- **Source records**:
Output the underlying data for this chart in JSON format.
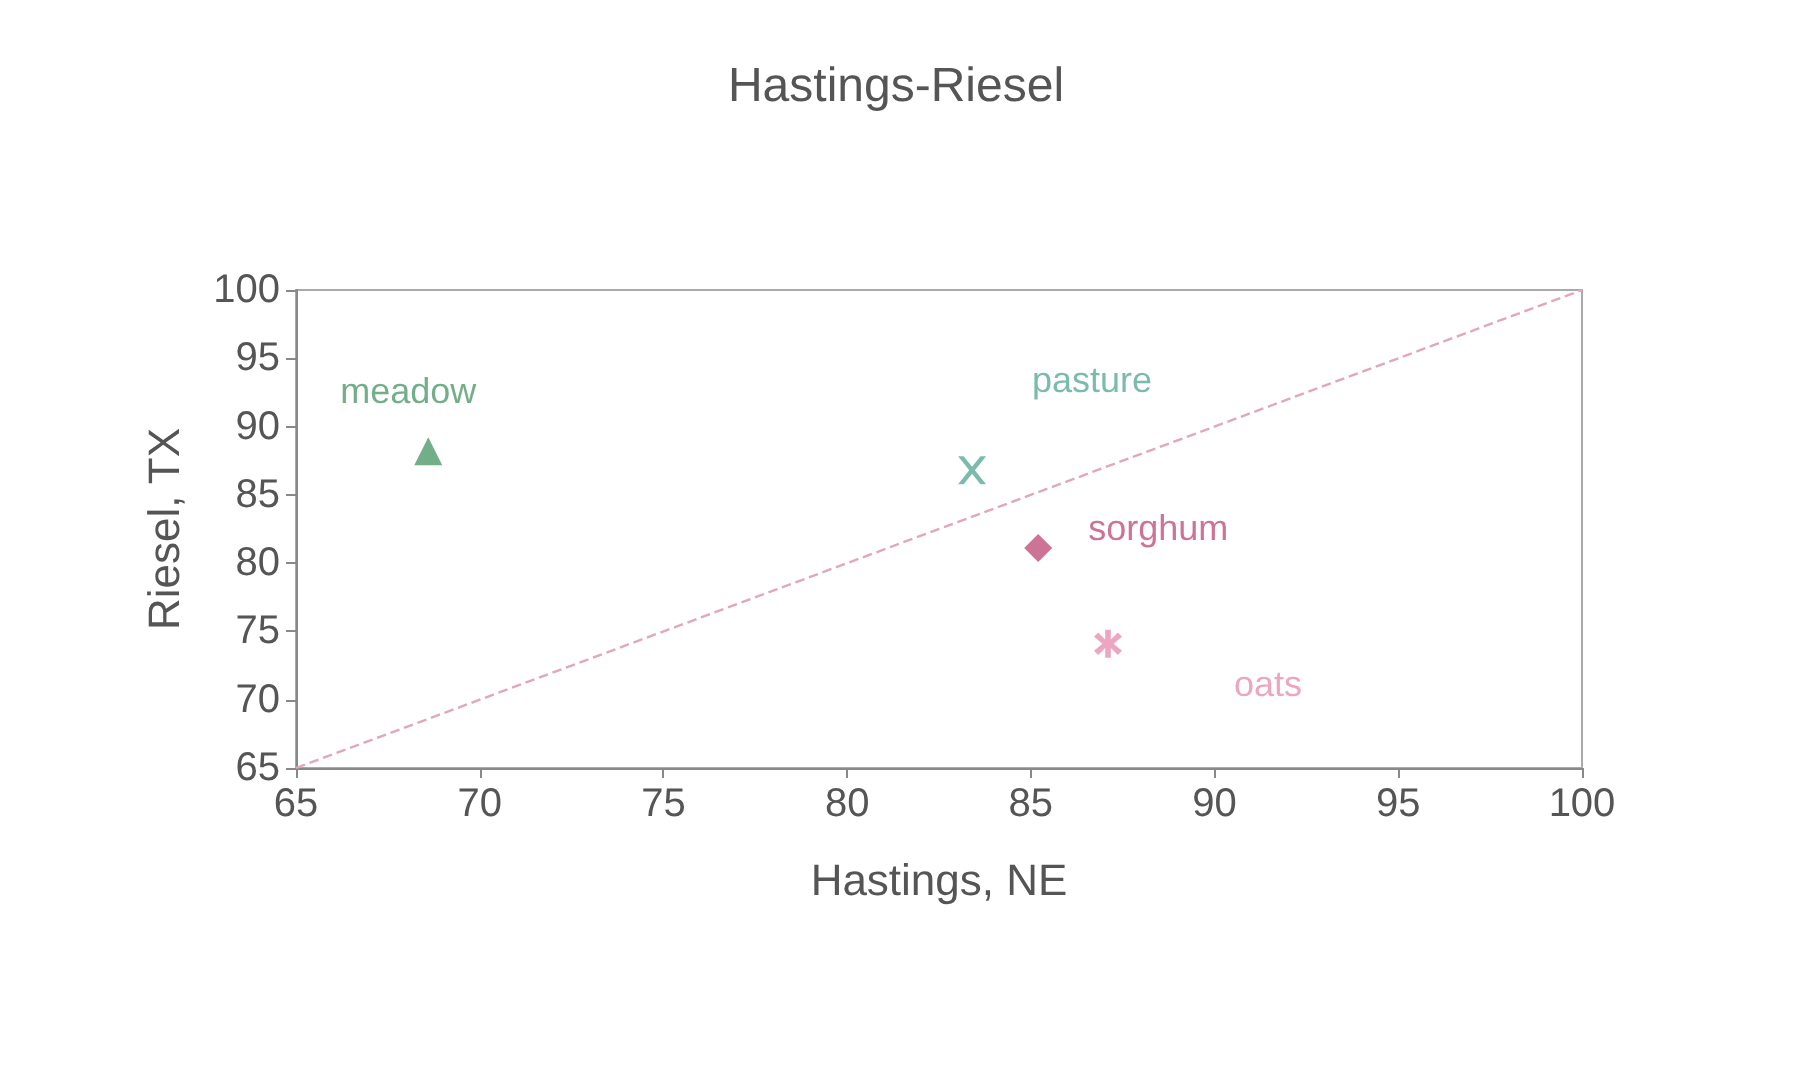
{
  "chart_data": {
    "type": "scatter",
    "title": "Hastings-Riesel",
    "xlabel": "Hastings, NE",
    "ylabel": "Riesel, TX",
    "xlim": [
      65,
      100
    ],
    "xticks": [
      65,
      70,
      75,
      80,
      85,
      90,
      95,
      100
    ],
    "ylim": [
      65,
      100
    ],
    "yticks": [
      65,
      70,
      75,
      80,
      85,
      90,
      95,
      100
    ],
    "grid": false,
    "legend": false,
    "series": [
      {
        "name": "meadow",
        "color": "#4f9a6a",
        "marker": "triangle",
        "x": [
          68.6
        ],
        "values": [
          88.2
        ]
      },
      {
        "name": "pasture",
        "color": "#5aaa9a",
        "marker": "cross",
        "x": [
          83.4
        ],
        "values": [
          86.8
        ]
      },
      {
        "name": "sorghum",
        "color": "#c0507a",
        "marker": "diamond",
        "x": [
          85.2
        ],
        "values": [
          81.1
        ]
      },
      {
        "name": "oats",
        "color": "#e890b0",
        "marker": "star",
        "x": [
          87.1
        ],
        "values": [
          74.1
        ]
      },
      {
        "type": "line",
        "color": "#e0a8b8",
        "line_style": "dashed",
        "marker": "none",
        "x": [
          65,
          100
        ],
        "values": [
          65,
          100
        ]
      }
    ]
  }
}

- **Direction**:
Pictures don't belong in the copy. Restate all the entries exactly.

- **Expected answer**:
Output the underlying data for this chart in JSON format.
{
  "chart_data": {
    "type": "scatter",
    "title": "Hastings-Riesel",
    "xlabel": "Hastings, NE",
    "ylabel": "Riesel, TX",
    "xlim": [
      65,
      100
    ],
    "xticks": [
      65,
      70,
      75,
      80,
      85,
      90,
      95,
      100
    ],
    "ylim": [
      65,
      100
    ],
    "yticks": [
      65,
      70,
      75,
      80,
      85,
      90,
      95,
      100
    ],
    "grid": false,
    "legend": false,
    "series": [
      {
        "name": "meadow",
        "color": "#4f9a6a",
        "marker": "triangle",
        "x": [
          68.6
        ],
        "values": [
          88.2
        ]
      },
      {
        "name": "pasture",
        "color": "#5aaa9a",
        "marker": "cross",
        "x": [
          83.4
        ],
        "values": [
          86.8
        ]
      },
      {
        "name": "sorghum",
        "color": "#c0507a",
        "marker": "diamond",
        "x": [
          85.2
        ],
        "values": [
          81.1
        ]
      },
      {
        "name": "oats",
        "color": "#e890b0",
        "marker": "star",
        "x": [
          87.1
        ],
        "values": [
          74.1
        ]
      },
      {
        "type": "line",
        "color": "#e0a8b8",
        "line_style": "dashed",
        "marker": "none",
        "x": [
          65,
          100
        ],
        "values": [
          65,
          100
        ]
      }
    ]
  }
}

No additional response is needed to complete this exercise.